Given instruction:
Quote all lines below exactly. Images stay out.

Dataset records:
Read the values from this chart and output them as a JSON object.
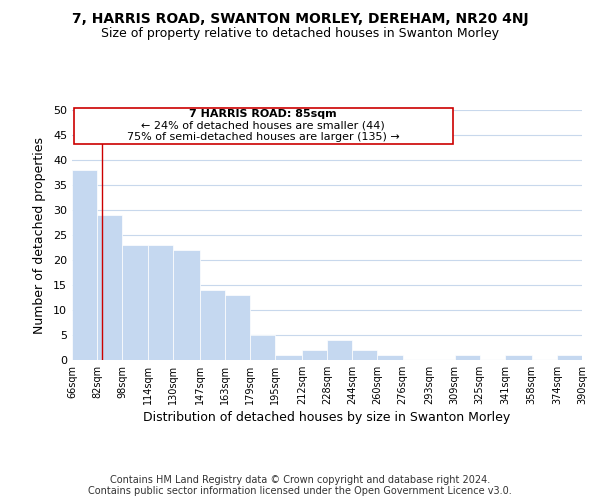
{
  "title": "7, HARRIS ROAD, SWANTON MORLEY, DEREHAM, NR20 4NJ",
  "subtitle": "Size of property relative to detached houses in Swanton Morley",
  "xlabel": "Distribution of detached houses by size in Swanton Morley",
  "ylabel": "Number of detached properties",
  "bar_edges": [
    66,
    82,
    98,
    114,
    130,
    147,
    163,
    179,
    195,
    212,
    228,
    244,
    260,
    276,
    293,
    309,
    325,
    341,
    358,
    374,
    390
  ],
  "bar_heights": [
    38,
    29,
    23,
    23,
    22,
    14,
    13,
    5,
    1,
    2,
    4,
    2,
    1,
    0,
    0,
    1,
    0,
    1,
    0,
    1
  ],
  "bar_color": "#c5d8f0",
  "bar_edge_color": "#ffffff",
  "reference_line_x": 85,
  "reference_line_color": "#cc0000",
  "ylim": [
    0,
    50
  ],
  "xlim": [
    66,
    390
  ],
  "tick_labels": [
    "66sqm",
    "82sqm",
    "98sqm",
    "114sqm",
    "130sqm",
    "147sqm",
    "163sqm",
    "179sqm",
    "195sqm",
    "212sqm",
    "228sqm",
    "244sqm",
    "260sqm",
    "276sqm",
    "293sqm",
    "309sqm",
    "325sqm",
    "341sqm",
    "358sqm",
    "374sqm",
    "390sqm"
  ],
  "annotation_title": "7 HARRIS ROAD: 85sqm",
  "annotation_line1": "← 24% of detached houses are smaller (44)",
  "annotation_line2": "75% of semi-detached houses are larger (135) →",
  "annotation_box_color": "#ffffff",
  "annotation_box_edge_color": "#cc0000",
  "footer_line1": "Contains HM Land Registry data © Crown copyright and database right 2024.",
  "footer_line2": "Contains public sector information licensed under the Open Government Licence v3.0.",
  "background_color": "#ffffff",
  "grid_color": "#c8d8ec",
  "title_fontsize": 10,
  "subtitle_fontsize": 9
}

The result:
Read the values from this chart and output them as a JSON object.
{
  "title": "7, HARRIS ROAD, SWANTON MORLEY, DEREHAM, NR20 4NJ",
  "subtitle": "Size of property relative to detached houses in Swanton Morley",
  "xlabel": "Distribution of detached houses by size in Swanton Morley",
  "ylabel": "Number of detached properties",
  "bar_edges": [
    66,
    82,
    98,
    114,
    130,
    147,
    163,
    179,
    195,
    212,
    228,
    244,
    260,
    276,
    293,
    309,
    325,
    341,
    358,
    374,
    390
  ],
  "bar_heights": [
    38,
    29,
    23,
    23,
    22,
    14,
    13,
    5,
    1,
    2,
    4,
    2,
    1,
    0,
    0,
    1,
    0,
    1,
    0,
    1
  ],
  "bar_color": "#c5d8f0",
  "bar_edge_color": "#ffffff",
  "reference_line_x": 85,
  "reference_line_color": "#cc0000",
  "ylim": [
    0,
    50
  ],
  "xlim": [
    66,
    390
  ],
  "tick_labels": [
    "66sqm",
    "82sqm",
    "98sqm",
    "114sqm",
    "130sqm",
    "147sqm",
    "163sqm",
    "179sqm",
    "195sqm",
    "212sqm",
    "228sqm",
    "244sqm",
    "260sqm",
    "276sqm",
    "293sqm",
    "309sqm",
    "325sqm",
    "341sqm",
    "358sqm",
    "374sqm",
    "390sqm"
  ],
  "annotation_title": "7 HARRIS ROAD: 85sqm",
  "annotation_line1": "← 24% of detached houses are smaller (44)",
  "annotation_line2": "75% of semi-detached houses are larger (135) →",
  "annotation_box_color": "#ffffff",
  "annotation_box_edge_color": "#cc0000",
  "footer_line1": "Contains HM Land Registry data © Crown copyright and database right 2024.",
  "footer_line2": "Contains public sector information licensed under the Open Government Licence v3.0.",
  "background_color": "#ffffff",
  "grid_color": "#c8d8ec",
  "title_fontsize": 10,
  "subtitle_fontsize": 9
}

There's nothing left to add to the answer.